- Extracted information:
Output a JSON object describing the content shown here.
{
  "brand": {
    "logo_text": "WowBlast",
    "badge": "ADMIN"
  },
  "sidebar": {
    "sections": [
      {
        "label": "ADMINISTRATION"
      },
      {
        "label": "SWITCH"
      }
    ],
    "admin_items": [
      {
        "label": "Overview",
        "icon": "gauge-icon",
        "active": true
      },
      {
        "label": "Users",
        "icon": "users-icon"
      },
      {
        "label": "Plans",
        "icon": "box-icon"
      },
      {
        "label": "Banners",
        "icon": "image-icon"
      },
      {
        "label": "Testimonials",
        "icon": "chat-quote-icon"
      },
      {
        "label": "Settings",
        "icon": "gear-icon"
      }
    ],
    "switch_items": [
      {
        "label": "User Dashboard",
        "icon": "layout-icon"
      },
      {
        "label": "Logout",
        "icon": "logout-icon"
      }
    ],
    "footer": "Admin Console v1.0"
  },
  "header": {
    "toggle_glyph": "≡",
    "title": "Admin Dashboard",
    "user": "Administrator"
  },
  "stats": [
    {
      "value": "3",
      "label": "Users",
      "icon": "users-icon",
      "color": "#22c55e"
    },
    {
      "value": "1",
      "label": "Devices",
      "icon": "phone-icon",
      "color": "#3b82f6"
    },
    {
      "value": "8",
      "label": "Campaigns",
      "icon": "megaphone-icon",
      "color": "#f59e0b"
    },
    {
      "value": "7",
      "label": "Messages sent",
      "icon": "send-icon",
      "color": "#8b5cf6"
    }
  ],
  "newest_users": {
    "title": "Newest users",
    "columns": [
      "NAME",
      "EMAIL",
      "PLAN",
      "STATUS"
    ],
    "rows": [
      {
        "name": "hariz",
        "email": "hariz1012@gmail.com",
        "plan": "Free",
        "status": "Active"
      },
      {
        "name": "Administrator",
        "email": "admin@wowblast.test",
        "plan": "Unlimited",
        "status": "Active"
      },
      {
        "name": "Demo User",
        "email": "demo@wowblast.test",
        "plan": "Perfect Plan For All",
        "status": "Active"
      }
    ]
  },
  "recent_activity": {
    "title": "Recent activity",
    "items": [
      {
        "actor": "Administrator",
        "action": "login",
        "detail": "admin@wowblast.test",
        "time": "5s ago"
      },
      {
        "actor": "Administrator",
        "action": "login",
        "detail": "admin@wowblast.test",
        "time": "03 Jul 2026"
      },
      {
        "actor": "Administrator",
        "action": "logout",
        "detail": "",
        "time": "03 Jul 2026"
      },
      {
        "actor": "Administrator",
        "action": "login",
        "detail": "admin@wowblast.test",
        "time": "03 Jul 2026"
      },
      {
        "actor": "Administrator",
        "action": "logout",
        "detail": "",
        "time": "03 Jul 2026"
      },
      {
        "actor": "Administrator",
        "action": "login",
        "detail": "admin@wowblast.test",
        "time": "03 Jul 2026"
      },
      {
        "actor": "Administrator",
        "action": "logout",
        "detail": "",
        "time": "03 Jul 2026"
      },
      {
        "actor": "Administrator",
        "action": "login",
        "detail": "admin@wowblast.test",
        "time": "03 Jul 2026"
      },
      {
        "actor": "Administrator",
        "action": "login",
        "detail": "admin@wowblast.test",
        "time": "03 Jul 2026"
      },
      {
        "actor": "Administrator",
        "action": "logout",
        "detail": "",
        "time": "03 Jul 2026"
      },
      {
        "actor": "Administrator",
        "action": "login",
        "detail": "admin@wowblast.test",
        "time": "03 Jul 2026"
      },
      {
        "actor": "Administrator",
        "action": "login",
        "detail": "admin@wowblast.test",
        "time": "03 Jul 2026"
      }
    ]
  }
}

- The problem: What is the number of lines in the data that hold the word "title"? Reply with that number and nothing else.

- Solution: 3